══ INPUT DATA ══

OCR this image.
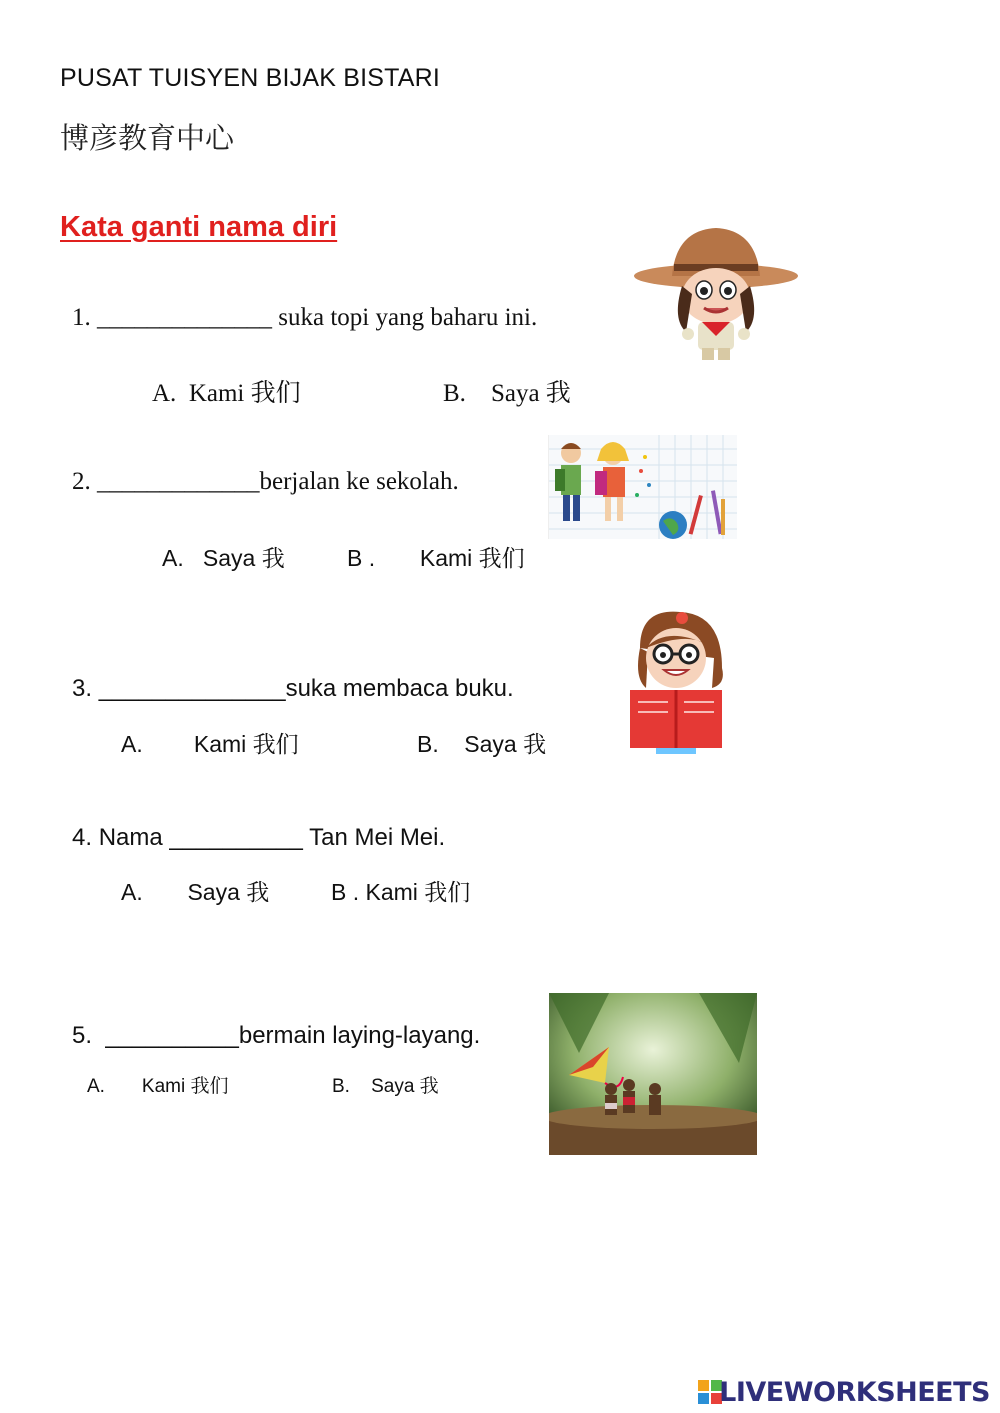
PUSAT TUISYEN BIJAK BISTARI
博彦教育中心
Kata ganti nama diri
1. ______________ suka topi yang baharu ini.
A. Kami 我们	B. Saya 我
2. _____________berjalan ke sekolah.
A. Saya 我	B . Kami 我们
3. ______________suka membaca buku.
A. Kami 我们	B. Saya 我
4. Nama __________ Tan Mei Mei.
A. Saya 我	B . Kami 我们
5. __________bermain laying-layang.
A. Kami 我们	B. Saya 我
LIVEWORKSHEETS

═══

AIM OF THE EXERCISE:
Quote the preceding records in their entirety, excluding every picture.

THE RESPONSE:
OCR this image.
PUSAT TUISYEN BIJAK BISTARI
博彦教育中心
Kata ganti nama diri
1. ______________ suka topi yang baharu ini.
A. Kami 我们	B. Saya 我
2. _____________berjalan ke sekolah.
A. Saya 我	B . Kami 我们
3. ______________suka membaca buku.
A. Kami 我们	B. Saya 我
4. Nama __________ Tan Mei Mei.
A. Saya 我	B . Kami 我们
5. __________bermain laying-layang.
A. Kami 我们	B. Saya 我
LIVEWORKSHEETS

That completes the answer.